Given exercise
Copy the lines from the one with "pie2-legend-row2: 2019-2021成立 2000-2010成立" up to and including the one with "bar2-bar [849, 610, 893, 652]", keeping each exactly as it appears.
━━ Stored rows ━━
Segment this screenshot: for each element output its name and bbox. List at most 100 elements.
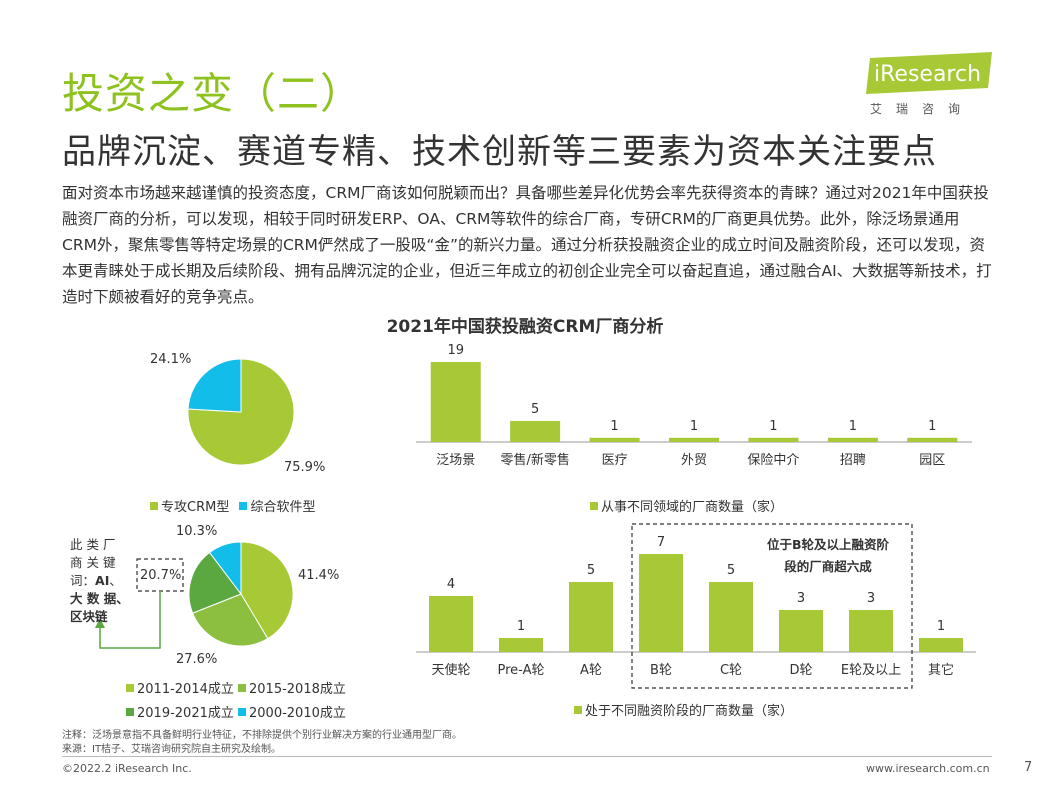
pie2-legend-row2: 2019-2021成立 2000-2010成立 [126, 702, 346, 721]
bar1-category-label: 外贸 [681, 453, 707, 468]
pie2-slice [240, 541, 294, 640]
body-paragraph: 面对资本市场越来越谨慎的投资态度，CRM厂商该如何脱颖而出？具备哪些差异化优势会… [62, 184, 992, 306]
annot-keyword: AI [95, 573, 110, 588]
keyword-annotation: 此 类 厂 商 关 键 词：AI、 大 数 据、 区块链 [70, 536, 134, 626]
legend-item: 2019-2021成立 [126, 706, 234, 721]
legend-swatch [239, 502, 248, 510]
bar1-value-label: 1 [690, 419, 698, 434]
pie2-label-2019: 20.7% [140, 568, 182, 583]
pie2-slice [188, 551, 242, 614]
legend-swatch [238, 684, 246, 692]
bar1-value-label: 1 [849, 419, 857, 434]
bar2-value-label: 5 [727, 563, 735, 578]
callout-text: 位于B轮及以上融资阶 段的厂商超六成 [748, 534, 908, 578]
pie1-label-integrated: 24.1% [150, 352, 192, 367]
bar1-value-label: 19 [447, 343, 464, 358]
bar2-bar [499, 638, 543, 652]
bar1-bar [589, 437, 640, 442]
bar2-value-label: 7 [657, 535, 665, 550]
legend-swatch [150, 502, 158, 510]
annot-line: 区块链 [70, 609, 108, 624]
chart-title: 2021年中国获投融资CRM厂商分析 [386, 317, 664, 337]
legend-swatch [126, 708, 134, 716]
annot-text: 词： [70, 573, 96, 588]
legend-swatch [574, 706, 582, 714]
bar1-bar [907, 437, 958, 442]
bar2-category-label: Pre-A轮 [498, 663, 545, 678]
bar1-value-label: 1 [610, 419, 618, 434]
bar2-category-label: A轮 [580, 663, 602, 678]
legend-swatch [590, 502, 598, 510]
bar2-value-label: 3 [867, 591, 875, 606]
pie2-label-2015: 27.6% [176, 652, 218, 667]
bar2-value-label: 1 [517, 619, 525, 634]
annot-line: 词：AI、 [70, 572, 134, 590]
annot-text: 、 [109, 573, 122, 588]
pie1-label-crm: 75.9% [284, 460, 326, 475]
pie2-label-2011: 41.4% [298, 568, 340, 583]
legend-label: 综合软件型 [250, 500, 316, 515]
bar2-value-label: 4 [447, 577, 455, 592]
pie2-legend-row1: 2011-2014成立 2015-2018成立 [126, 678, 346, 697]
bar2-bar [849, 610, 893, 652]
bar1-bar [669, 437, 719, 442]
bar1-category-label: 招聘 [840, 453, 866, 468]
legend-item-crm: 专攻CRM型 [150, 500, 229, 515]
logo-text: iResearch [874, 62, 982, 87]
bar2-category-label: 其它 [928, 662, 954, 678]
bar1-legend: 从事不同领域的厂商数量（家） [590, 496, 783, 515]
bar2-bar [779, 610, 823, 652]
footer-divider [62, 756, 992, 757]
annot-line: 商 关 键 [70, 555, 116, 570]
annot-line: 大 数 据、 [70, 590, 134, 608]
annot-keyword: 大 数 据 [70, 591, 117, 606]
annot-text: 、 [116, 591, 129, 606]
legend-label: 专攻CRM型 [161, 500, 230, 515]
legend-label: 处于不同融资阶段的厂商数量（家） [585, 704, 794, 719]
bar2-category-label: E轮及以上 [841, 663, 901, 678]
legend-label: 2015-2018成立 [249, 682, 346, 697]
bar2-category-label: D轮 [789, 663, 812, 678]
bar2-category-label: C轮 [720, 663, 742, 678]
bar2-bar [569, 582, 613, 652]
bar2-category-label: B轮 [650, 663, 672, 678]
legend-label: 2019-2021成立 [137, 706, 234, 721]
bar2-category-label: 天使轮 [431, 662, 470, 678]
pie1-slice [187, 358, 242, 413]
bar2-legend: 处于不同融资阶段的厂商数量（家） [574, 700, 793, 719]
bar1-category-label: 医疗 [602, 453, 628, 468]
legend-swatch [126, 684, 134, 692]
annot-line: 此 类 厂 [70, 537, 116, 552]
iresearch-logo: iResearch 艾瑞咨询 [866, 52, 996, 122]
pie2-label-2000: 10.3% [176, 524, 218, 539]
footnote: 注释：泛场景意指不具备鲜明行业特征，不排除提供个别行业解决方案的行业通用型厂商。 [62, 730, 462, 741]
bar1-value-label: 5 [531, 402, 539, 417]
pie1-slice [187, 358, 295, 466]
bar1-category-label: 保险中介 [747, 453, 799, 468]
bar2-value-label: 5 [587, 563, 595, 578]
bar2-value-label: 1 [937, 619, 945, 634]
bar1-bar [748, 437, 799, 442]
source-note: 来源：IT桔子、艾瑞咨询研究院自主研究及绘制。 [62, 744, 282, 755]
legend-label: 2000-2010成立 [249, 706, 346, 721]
━━━
Correct result
pie2-legend-row2: 2019-2021成立 2000-2010成立 [126, 702, 346, 721]
bar1-category-label: 外贸 [681, 453, 707, 468]
pie2-slice [240, 541, 294, 640]
body-paragraph: 面对资本市场越来越谨慎的投资态度，CRM厂商该如何脱颖而出？具备哪些差异化优势会… [62, 184, 992, 306]
annot-keyword: AI [95, 573, 110, 588]
keyword-annotation: 此 类 厂 商 关 键 词：AI、 大 数 据、 区块链 [70, 536, 134, 626]
legend-item: 2019-2021成立 [126, 706, 234, 721]
legend-swatch [239, 502, 248, 510]
bar1-value-label: 1 [690, 419, 698, 434]
pie2-label-2019: 20.7% [140, 568, 182, 583]
pie2-slice [188, 551, 242, 614]
legend-swatch [238, 684, 246, 692]
bar1-value-label: 1 [849, 419, 857, 434]
bar2-value-label: 5 [727, 563, 735, 578]
callout-text: 位于B轮及以上融资阶 段的厂商超六成 [748, 534, 908, 578]
pie1-label-integrated: 24.1% [150, 352, 192, 367]
bar1-value-label: 19 [447, 343, 464, 358]
bar2-bar [499, 638, 543, 652]
bar1-bar [589, 437, 640, 442]
bar2-value-label: 7 [657, 535, 665, 550]
legend-swatch [150, 502, 158, 510]
annot-line: 区块链 [70, 609, 108, 624]
chart-title: 2021年中国获投融资CRM厂商分析 [386, 317, 664, 337]
legend-swatch [126, 708, 134, 716]
annot-text: 词： [70, 573, 96, 588]
legend-swatch [574, 706, 582, 714]
bar1-bar [907, 437, 958, 442]
bar2-category-label: Pre-A轮 [498, 663, 545, 678]
bar1-value-label: 1 [610, 419, 618, 434]
bar2-category-label: A轮 [580, 663, 602, 678]
legend-swatch [590, 502, 598, 510]
bar2-value-label: 3 [867, 591, 875, 606]
pie2-label-2015: 27.6% [176, 652, 218, 667]
bar2-value-label: 1 [517, 619, 525, 634]
annot-line: 词：AI、 [70, 572, 134, 590]
annot-text: 、 [109, 573, 122, 588]
pie1-label-crm: 75.9% [284, 460, 326, 475]
pie2-label-2011: 41.4% [298, 568, 340, 583]
legend-label: 综合软件型 [250, 500, 316, 515]
bar2-value-label: 4 [447, 577, 455, 592]
pie2-legend-row1: 2011-2014成立 2015-2018成立 [126, 678, 346, 697]
bar2-bar [849, 610, 893, 652]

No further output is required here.